**Task brief:**
Omit all pictures. Copy the rest of the material exactly.
** START **
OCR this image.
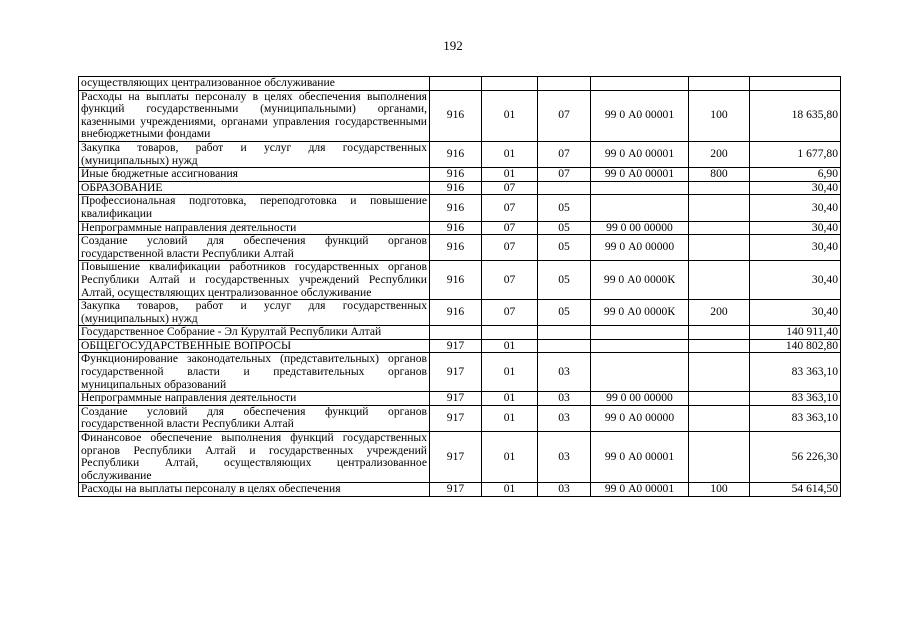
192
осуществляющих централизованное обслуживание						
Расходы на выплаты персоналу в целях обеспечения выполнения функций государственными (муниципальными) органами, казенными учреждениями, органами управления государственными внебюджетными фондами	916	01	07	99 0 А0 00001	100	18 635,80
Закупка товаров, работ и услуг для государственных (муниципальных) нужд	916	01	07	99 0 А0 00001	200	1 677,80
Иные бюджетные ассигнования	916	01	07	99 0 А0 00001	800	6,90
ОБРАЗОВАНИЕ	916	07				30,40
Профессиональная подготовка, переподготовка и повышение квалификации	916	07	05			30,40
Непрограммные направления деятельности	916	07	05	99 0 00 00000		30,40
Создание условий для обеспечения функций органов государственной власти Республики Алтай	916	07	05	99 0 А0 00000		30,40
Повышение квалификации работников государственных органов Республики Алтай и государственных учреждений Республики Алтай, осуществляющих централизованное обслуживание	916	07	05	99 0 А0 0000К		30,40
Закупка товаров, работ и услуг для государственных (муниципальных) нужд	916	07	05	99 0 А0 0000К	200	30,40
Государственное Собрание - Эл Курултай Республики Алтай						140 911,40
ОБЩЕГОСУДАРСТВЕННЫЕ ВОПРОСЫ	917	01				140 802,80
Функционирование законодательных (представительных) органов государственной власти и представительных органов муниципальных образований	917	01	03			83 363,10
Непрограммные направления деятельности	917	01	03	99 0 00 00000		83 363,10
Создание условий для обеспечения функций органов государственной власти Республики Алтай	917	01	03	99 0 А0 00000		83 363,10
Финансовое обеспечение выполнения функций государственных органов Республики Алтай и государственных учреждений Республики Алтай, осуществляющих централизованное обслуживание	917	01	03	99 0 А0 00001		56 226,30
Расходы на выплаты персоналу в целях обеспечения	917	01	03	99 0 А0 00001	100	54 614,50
** END **
**Complete response:**
OCR this image.
192
осуществляющих централизованное обслуживание						
Расходы на выплаты персоналу в целях обеспечения выполнения функций государственными (муниципальными) органами, казенными учреждениями, органами управления государственными внебюджетными фондами	916	01	07	99 0 А0 00001	100	18 635,80
Закупка товаров, работ и услуг для государственных (муниципальных) нужд	916	01	07	99 0 А0 00001	200	1 677,80
Иные бюджетные ассигнования	916	01	07	99 0 А0 00001	800	6,90
ОБРАЗОВАНИЕ	916	07				30,40
Профессиональная подготовка, переподготовка и повышение квалификации	916	07	05			30,40
Непрограммные направления деятельности	916	07	05	99 0 00 00000		30,40
Создание условий для обеспечения функций органов государственной власти Республики Алтай	916	07	05	99 0 А0 00000		30,40
Повышение квалификации работников государственных органов Республики Алтай и государственных учреждений Республики Алтай, осуществляющих централизованное обслуживание	916	07	05	99 0 А0 0000К		30,40
Закупка товаров, работ и услуг для государственных (муниципальных) нужд	916	07	05	99 0 А0 0000К	200	30,40
Государственное Собрание - Эл Курултай Республики Алтай						140 911,40
ОБЩЕГОСУДАРСТВЕННЫЕ ВОПРОСЫ	917	01				140 802,80
Функционирование законодательных (представительных) органов государственной власти и представительных органов муниципальных образований	917	01	03			83 363,10
Непрограммные направления деятельности	917	01	03	99 0 00 00000		83 363,10
Создание условий для обеспечения функций органов государственной власти Республики Алтай	917	01	03	99 0 А0 00000		83 363,10
Финансовое обеспечение выполнения функций государственных органов Республики Алтай и государственных учреждений Республики Алтай, осуществляющих централизованное обслуживание	917	01	03	99 0 А0 00001		56 226,30
Расходы на выплаты персоналу в целях обеспечения	917	01	03	99 0 А0 00001	100	54 614,50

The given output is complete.